++++ Given data ++++

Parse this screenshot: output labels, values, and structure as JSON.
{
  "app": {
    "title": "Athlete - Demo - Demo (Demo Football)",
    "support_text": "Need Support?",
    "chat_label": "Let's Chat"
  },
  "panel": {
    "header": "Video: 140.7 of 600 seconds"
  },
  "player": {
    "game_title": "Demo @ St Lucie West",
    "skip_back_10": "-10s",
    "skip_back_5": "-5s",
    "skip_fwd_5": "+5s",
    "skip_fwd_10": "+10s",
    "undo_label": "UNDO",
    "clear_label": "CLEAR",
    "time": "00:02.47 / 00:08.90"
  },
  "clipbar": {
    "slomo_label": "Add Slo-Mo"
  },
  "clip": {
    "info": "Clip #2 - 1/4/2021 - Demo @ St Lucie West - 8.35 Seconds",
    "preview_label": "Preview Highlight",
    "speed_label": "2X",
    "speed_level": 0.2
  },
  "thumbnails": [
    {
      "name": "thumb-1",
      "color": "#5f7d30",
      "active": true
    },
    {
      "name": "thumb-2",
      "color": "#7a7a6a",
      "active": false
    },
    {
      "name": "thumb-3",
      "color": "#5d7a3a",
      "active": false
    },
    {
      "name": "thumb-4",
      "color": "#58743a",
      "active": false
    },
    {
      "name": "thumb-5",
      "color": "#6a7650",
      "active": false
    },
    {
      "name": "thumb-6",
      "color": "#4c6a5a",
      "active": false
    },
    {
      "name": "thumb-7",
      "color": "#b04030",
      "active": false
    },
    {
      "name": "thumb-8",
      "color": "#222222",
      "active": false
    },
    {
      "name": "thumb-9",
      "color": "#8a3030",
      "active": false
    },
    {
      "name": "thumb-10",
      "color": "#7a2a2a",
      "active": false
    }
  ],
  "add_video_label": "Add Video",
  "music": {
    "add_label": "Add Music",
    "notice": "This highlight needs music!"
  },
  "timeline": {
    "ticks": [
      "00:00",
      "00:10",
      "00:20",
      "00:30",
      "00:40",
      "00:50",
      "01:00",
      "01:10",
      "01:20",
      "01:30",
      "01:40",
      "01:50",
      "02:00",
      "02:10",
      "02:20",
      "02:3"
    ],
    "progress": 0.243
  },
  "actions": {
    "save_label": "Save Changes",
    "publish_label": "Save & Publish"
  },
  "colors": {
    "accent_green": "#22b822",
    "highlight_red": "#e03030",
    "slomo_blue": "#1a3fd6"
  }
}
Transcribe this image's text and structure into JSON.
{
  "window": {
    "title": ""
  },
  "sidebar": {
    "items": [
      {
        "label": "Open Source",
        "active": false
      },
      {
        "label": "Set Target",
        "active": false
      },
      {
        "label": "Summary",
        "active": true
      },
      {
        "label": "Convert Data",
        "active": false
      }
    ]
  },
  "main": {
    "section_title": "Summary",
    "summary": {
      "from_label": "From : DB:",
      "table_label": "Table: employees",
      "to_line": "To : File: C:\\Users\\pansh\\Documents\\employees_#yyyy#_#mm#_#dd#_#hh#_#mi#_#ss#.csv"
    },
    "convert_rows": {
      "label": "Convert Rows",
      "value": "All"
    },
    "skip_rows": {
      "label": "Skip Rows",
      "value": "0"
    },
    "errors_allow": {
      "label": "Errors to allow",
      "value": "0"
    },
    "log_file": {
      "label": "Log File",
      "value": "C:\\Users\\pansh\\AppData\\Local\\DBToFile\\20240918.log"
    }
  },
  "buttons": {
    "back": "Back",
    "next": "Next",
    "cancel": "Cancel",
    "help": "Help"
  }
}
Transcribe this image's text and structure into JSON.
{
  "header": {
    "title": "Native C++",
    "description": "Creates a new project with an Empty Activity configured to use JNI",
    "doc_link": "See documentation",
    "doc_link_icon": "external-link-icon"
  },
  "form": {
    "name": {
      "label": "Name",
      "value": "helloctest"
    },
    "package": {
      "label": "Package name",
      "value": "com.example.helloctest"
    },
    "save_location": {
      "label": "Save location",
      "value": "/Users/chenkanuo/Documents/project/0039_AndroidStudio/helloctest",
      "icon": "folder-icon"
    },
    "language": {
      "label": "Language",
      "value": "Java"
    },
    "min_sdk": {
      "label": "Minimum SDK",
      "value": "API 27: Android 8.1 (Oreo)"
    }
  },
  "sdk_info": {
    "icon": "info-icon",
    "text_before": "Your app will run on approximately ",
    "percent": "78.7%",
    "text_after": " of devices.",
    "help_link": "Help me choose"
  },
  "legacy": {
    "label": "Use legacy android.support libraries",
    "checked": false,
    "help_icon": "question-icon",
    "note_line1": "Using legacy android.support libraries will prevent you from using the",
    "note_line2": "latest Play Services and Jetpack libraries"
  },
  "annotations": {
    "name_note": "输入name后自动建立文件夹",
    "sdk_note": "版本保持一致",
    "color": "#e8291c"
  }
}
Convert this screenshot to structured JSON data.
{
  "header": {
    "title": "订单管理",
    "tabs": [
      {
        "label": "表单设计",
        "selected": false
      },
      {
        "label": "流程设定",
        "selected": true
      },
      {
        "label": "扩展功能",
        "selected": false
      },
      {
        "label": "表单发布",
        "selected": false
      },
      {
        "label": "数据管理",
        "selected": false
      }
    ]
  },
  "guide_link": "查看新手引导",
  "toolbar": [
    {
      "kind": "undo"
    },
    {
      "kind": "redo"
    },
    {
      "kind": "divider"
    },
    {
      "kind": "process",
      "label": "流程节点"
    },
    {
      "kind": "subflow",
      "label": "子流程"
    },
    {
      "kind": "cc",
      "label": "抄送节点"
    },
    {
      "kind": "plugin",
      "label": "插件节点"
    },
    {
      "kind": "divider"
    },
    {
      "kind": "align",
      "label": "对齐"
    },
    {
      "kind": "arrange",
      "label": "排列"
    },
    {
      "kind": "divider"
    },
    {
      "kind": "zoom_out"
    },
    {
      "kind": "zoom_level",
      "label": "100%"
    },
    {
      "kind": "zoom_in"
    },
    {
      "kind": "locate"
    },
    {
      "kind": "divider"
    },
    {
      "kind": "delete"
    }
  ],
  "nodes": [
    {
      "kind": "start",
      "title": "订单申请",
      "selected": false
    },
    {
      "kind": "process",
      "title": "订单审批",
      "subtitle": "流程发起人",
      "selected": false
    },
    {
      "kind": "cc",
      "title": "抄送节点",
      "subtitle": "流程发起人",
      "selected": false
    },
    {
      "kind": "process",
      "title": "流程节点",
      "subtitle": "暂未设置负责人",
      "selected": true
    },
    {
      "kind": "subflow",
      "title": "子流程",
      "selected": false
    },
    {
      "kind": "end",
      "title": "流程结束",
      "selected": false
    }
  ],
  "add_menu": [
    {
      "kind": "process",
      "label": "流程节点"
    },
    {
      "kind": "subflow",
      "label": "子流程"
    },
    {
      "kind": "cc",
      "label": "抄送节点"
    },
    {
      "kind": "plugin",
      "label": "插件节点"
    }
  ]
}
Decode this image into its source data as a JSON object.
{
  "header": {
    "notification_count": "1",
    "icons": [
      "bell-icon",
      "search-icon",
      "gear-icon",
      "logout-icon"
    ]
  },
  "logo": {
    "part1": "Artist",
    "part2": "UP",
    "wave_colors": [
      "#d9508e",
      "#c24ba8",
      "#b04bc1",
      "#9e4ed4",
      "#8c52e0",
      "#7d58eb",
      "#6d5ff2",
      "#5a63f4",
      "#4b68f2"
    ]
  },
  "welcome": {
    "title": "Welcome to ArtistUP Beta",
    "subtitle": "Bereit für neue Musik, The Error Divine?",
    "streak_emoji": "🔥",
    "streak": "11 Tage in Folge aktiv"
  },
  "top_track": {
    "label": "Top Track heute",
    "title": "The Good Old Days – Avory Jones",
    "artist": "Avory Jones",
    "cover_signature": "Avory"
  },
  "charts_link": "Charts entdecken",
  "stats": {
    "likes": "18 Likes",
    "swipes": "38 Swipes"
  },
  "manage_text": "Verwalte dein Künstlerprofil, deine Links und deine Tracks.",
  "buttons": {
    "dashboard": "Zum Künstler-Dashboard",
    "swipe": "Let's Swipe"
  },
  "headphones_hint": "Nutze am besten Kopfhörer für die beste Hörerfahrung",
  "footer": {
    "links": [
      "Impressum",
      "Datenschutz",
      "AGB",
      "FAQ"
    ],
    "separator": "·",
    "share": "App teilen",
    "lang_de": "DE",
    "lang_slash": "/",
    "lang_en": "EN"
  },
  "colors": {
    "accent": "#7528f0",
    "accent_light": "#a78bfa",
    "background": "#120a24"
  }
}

++++

What needs to be done> Repeat word for word each line from the one with "Decode this image" to the end of the records above, inclusive.

Exercise solution>
Decode this image into its source data as a JSON object.
{
  "header": {
    "notification_count": "1",
    "icons": [
      "bell-icon",
      "search-icon",
      "gear-icon",
      "logout-icon"
    ]
  },
  "logo": {
    "part1": "Artist",
    "part2": "UP",
    "wave_colors": [
      "#d9508e",
      "#c24ba8",
      "#b04bc1",
      "#9e4ed4",
      "#8c52e0",
      "#7d58eb",
      "#6d5ff2",
      "#5a63f4",
      "#4b68f2"
    ]
  },
  "welcome": {
    "title": "Welcome to ArtistUP Beta",
    "subtitle": "Bereit für neue Musik, The Error Divine?",
    "streak_emoji": "🔥",
    "streak": "11 Tage in Folge aktiv"
  },
  "top_track": {
    "label": "Top Track heute",
    "title": "The Good Old Days – Avory Jones",
    "artist": "Avory Jones",
    "cover_signature": "Avory"
  },
  "charts_link": "Charts entdecken",
  "stats": {
    "likes": "18 Likes",
    "swipes": "38 Swipes"
  },
  "manage_text": "Verwalte dein Künstlerprofil, deine Links und deine Tracks.",
  "buttons": {
    "dashboard": "Zum Künstler-Dashboard",
    "swipe": "Let's Swipe"
  },
  "headphones_hint": "Nutze am besten Kopfhörer für die beste Hörerfahrung",
  "footer": {
    "links": [
      "Impressum",
      "Datenschutz",
      "AGB",
      "FAQ"
    ],
    "separator": "·",
    "share": "App teilen",
    "lang_de": "DE",
    "lang_slash": "/",
    "lang_en": "EN"
  },
  "colors": {
    "accent": "#7528f0",
    "accent_light": "#a78bfa",
    "background": "#120a24"
  }
}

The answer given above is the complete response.